>> BEGIN Source text

13. The Supreme Court also pronounced itself in this regard in Independent Electoral & Boundaries Commission v Cheperenger & 2 others (Civil Application 36 of 2014) [2015] KESC 2 (KLR) (15 December 2015) (Ruling), and stated:“…The true preliminary objection serves two purposes of merit: firstly, it serves as a shield for the originator of the objection—against profligate deployment of time and other resources. And secondly, it serves the public cause, of sparing scarce judicial time, so it may be committed only to deserving cases of dispute settlement. It is distinctly improper for a party to resort to the preliminary objection as a sword, for winning a case otherwise destined to be resolved judicially, and on the merits…”
14. Accordingly, since the respondents’ Preliminary Objection was taken on the point of jurisdiction, it was well taken in the circumstances. It is now trite law that jurisdiction is everything and without it, a court has no power to entertain or determine a matter. In The Owners of Motor vessel Lillian ‘S’ vs Caltex Kenya Limited [1989] KLR 1 the Court held:“Jurisdiction is everything. Without it, a Court has no power to make one more step. Where a Court has no jurisdiction, there would be no basis for a continuation of proceedings pending other evidence. A Court of Law downs tools in respect of the matter before it the moment it holds the opinion that it is without jurisdiction.”

>> END Source text
>> BEGIN Material shown

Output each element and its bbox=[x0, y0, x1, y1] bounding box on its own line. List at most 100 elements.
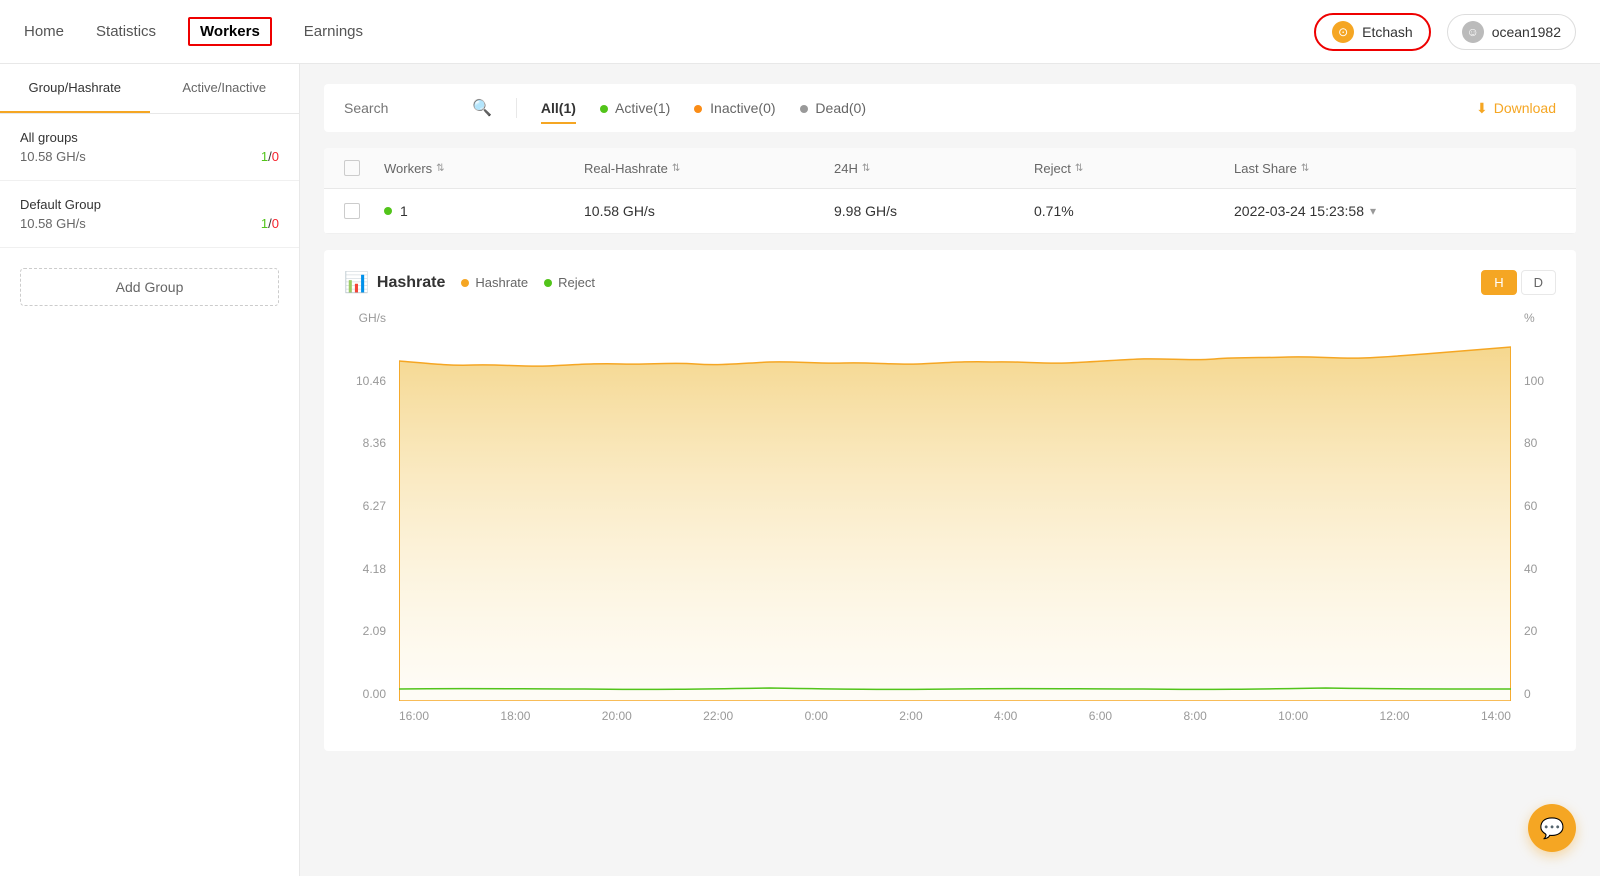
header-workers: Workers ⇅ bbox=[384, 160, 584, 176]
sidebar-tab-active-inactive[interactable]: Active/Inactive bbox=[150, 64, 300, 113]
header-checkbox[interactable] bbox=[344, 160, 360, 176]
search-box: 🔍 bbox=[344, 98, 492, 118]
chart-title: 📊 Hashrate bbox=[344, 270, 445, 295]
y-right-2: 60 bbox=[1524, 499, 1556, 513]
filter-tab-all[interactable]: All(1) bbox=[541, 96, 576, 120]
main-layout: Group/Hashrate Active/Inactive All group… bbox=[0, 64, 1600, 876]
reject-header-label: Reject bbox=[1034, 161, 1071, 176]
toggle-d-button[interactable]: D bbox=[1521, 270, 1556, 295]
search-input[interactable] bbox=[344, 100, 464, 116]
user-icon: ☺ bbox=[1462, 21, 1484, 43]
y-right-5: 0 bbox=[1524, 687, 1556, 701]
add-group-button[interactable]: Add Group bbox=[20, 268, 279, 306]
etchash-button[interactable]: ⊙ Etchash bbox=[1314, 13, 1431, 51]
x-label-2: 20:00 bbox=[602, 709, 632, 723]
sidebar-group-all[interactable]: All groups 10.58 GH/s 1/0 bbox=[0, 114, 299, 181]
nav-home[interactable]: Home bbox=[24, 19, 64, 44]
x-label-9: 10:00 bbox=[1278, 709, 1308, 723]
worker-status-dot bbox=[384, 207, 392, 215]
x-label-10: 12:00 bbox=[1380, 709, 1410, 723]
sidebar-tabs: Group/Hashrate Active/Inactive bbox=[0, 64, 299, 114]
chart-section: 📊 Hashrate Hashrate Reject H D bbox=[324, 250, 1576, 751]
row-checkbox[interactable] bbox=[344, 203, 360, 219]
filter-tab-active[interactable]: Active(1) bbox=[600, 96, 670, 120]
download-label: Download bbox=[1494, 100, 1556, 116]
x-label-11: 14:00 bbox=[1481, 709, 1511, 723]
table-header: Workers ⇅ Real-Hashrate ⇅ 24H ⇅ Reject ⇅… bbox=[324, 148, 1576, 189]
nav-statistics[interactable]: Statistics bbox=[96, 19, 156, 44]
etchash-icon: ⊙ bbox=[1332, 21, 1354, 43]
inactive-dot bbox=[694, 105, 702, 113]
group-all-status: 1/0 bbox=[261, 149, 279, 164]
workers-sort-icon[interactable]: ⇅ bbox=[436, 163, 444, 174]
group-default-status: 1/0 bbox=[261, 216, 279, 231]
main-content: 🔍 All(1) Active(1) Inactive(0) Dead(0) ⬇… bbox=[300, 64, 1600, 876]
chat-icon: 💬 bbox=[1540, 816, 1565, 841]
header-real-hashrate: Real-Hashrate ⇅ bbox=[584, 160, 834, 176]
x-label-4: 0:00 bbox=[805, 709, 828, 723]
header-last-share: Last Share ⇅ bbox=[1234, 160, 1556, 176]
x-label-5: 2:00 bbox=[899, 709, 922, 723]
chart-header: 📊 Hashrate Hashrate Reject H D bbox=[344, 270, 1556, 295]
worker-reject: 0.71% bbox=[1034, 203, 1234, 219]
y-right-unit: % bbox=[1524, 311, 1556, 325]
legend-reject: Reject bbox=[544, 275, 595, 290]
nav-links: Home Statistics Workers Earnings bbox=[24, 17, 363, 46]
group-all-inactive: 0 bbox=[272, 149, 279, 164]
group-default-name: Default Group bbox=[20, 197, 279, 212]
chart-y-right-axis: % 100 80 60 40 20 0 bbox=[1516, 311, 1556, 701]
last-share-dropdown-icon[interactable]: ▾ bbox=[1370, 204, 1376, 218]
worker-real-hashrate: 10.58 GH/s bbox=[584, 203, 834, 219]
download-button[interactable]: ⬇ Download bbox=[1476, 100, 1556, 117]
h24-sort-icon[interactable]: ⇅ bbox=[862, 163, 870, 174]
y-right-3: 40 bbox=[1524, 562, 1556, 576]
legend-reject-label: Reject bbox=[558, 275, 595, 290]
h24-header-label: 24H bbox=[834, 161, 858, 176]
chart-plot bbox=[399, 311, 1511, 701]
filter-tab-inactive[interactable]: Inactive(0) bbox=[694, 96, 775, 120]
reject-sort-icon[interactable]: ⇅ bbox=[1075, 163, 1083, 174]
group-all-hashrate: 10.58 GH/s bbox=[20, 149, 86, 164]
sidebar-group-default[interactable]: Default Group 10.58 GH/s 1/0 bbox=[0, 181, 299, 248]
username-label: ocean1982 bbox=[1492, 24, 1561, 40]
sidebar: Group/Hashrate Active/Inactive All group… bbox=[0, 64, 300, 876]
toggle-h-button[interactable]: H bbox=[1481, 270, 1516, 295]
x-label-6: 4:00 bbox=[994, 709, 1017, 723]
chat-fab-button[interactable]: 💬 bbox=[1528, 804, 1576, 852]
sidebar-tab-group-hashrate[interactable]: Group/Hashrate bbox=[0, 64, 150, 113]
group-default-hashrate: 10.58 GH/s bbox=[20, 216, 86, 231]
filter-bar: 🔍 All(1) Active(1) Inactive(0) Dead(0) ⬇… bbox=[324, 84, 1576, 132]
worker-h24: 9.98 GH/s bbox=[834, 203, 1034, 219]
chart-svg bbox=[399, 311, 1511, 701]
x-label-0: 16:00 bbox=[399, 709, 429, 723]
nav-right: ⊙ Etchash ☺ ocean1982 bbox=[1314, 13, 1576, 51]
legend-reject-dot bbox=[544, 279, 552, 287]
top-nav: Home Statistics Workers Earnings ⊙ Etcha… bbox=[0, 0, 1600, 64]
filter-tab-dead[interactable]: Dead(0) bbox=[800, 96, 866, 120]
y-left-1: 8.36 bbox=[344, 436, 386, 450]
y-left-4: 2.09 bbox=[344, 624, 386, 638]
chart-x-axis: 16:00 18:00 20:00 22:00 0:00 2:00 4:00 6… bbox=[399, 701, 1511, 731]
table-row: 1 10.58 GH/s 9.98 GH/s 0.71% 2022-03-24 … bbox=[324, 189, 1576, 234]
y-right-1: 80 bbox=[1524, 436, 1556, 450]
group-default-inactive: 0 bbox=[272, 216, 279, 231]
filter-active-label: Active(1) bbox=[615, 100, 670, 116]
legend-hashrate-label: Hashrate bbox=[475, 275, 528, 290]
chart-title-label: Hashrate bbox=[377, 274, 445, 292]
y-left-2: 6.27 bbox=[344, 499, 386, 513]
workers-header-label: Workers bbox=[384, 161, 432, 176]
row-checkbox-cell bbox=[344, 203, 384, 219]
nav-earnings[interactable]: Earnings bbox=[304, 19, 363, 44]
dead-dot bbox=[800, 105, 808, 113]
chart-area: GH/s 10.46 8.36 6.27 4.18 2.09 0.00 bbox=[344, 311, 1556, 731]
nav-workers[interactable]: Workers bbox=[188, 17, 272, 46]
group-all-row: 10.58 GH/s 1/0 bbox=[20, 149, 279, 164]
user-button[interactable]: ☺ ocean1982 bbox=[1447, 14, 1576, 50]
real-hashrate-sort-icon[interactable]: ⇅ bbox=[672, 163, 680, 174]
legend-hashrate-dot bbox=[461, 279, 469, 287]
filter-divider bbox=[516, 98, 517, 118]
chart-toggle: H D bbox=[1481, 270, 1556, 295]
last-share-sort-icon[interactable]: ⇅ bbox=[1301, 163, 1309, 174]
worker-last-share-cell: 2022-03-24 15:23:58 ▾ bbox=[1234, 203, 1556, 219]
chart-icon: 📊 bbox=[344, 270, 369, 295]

>> END Material shown

Pick up the court ruling on jurisdiction and preliminary objections where it stops, and write its next paragraph.

__Written response__:
15. Moreover, in Samuel Kamau Macharia & another v Kenya Commercial Bank Limited & 2 others [2012] eKLR, the Supreme Court pointed out that:“(68)A Court’s jurisdiction flows from either the Constitution or legislation or both. Thus, a Court of law can only exercise jurisdiction as conferred by the constitution or other written law. It cannot arrogate to itself jurisdiction exceeding that which is conferred upon it by law. We agree with counsel for the first and second respondents in his submission that the issue as to whether a Court of law has jurisdiction to entertain a matter before it, is not one of mere procedural technicality; it goes to the very heart of the matter, for without jurisdiction, the Court cannot entertain any proceedings. This Court dealt with the question of jurisdiction extensively in, In the Matter of the Interim Independent Electoral Commission (Applicant), Constitutional Application Number 2 of 2011. Where the Constitution exhaustively provides for the jurisdiction of a Court of law, the Court must operate within the constitutional limits. It cannot expand its jurisdiction through judicial craft or innovation. Nor can Parliament confer jurisdiction upon a Court of law beyond the scope defined by the Constitution. Where the Constitution confers power upon Parliament to set the jurisdiction of a Court of law or tribunal, the legislature would be within its authority to prescribe the jurisdiction of such a court or tribunal by statute law…”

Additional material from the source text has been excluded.